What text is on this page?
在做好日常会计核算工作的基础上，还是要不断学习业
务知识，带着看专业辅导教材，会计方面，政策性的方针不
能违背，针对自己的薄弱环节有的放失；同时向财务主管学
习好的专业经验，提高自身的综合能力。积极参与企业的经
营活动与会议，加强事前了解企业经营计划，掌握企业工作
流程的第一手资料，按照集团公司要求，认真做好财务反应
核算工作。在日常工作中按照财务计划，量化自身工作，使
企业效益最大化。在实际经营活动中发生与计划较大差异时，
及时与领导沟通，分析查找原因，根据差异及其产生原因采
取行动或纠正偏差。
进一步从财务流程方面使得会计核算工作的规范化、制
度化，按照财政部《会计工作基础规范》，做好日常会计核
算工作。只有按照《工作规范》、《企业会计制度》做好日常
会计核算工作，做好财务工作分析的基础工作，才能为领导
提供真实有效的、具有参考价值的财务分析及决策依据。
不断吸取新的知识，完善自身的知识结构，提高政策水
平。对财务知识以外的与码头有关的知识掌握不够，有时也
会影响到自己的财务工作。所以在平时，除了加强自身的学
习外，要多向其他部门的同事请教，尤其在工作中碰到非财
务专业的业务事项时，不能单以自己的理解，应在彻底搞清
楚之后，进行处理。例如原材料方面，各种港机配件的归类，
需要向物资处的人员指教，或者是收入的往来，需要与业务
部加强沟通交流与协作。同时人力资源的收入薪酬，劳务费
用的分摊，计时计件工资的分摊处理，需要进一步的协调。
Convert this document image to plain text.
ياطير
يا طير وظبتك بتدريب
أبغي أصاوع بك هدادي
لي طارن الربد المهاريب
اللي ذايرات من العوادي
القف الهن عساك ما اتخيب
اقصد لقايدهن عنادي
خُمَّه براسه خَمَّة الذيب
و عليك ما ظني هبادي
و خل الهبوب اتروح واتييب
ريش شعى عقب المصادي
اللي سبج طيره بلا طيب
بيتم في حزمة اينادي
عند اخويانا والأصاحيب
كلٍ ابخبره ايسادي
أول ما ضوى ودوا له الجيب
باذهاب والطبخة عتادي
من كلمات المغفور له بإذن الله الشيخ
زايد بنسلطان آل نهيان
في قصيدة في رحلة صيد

========================================

--- Work required ---
Return every record above exactly as it appears.

--- Task result ---
What text is on this page?
在做好日常会计核算工作的基础上，还是要不断学习业
务知识，带着看专业辅导教材，会计方面，政策性的方针不
能违背，针对自己的薄弱环节有的放失；同时向财务主管学
习好的专业经验，提高自身的综合能力。积极参与企业的经
营活动与会议，加强事前了解企业经营计划，掌握企业工作
流程的第一手资料，按照集团公司要求，认真做好财务反应
核算工作。在日常工作中按照财务计划，量化自身工作，使
企业效益最大化。在实际经营活动中发生与计划较大差异时，
及时与领导沟通，分析查找原因，根据差异及其产生原因采
取行动或纠正偏差。
进一步从财务流程方面使得会计核算工作的规范化、制
度化，按照财政部《会计工作基础规范》，做好日常会计核
算工作。只有按照《工作规范》、《企业会计制度》做好日常
会计核算工作，做好财务工作分析的基础工作，才能为领导
提供真实有效的、具有参考价值的财务分析及决策依据。
不断吸取新的知识，完善自身的知识结构，提高政策水
平。对财务知识以外的与码头有关的知识掌握不够，有时也
会影响到自己的财务工作。所以在平时，除了加强自身的学
习外，要多向其他部门的同事请教，尤其在工作中碰到非财
务专业的业务事项时，不能单以自己的理解，应在彻底搞清
楚之后，进行处理。例如原材料方面，各种港机配件的归类，
需要向物资处的人员指教，或者是收入的往来，需要与业务
部加强沟通交流与协作。同时人力资源的收入薪酬，劳务费
用的分摊，计时计件工资的分摊处理，需要进一步的协调。
Convert this document image to plain text.
ياطير
يا طير وظبتك بتدريب
أبغي أصاوع بك هدادي
لي طارن الربد المهاريب
اللي ذايرات من العوادي
القف الهن عساك ما اتخيب
اقصد لقايدهن عنادي
خُمَّه براسه خَمَّة الذيب
و عليك ما ظني هبادي
و خل الهبوب اتروح واتييب
ريش شعى عقب المصادي
اللي سبج طيره بلا طيب
بيتم في حزمة اينادي
عند اخويانا والأصاحيب
كلٍ ابخبره ايسادي
أول ما ضوى ودوا له الجيب
باذهاب والطبخة عتادي
من كلمات المغفور له بإذن الله الشيخ
زايد بنسلطان آل نهيان
في قصيدة في رحلة صيد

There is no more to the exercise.